## STATED GOAL
Show each line of the data below that has the string "JSON" in it.

Structured figure records:
________________________
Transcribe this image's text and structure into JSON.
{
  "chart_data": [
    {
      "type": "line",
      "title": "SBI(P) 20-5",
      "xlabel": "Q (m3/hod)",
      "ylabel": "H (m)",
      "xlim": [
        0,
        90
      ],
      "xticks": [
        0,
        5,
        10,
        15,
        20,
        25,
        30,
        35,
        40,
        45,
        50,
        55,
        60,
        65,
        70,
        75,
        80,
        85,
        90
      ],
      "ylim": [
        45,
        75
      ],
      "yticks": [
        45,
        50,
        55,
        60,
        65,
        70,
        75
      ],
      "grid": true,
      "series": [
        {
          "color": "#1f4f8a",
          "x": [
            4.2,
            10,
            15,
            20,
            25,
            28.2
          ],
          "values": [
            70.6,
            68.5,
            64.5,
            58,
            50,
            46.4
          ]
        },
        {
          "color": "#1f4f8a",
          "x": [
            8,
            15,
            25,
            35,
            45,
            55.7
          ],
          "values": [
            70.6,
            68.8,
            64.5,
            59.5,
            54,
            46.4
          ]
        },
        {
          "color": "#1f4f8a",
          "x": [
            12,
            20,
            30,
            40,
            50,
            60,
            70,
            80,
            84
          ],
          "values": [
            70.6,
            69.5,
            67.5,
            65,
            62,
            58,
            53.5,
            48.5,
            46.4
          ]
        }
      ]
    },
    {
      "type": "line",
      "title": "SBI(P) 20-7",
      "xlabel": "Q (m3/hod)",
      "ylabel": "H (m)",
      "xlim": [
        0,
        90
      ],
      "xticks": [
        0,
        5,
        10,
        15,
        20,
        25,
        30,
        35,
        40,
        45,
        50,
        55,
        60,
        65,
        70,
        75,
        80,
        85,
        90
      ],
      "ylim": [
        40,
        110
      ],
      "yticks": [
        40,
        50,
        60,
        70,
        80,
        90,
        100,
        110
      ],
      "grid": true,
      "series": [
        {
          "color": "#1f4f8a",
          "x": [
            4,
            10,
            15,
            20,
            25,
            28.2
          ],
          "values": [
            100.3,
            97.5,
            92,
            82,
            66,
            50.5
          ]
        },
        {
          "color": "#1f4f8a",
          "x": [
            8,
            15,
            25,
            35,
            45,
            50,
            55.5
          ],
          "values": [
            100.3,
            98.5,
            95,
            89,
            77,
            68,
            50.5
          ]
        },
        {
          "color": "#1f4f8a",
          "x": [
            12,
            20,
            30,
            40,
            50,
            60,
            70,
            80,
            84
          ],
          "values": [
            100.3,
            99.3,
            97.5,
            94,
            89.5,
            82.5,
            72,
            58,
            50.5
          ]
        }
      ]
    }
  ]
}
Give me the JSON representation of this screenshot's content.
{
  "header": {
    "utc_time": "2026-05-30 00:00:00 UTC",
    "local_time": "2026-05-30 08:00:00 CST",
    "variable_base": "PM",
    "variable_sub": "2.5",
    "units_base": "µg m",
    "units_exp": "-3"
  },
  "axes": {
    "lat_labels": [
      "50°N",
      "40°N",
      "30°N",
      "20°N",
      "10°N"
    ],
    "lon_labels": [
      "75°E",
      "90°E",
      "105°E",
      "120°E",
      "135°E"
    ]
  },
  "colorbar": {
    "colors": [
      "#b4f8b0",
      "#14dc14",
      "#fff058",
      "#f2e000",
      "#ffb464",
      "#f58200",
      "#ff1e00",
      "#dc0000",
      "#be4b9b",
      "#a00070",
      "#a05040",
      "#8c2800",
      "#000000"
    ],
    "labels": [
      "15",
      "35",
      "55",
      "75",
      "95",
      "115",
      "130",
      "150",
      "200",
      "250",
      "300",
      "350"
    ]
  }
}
________________________
## WRITTEN RESPONSE
Transcribe this image's text and structure into JSON.
Give me the JSON representation of this screenshot's content.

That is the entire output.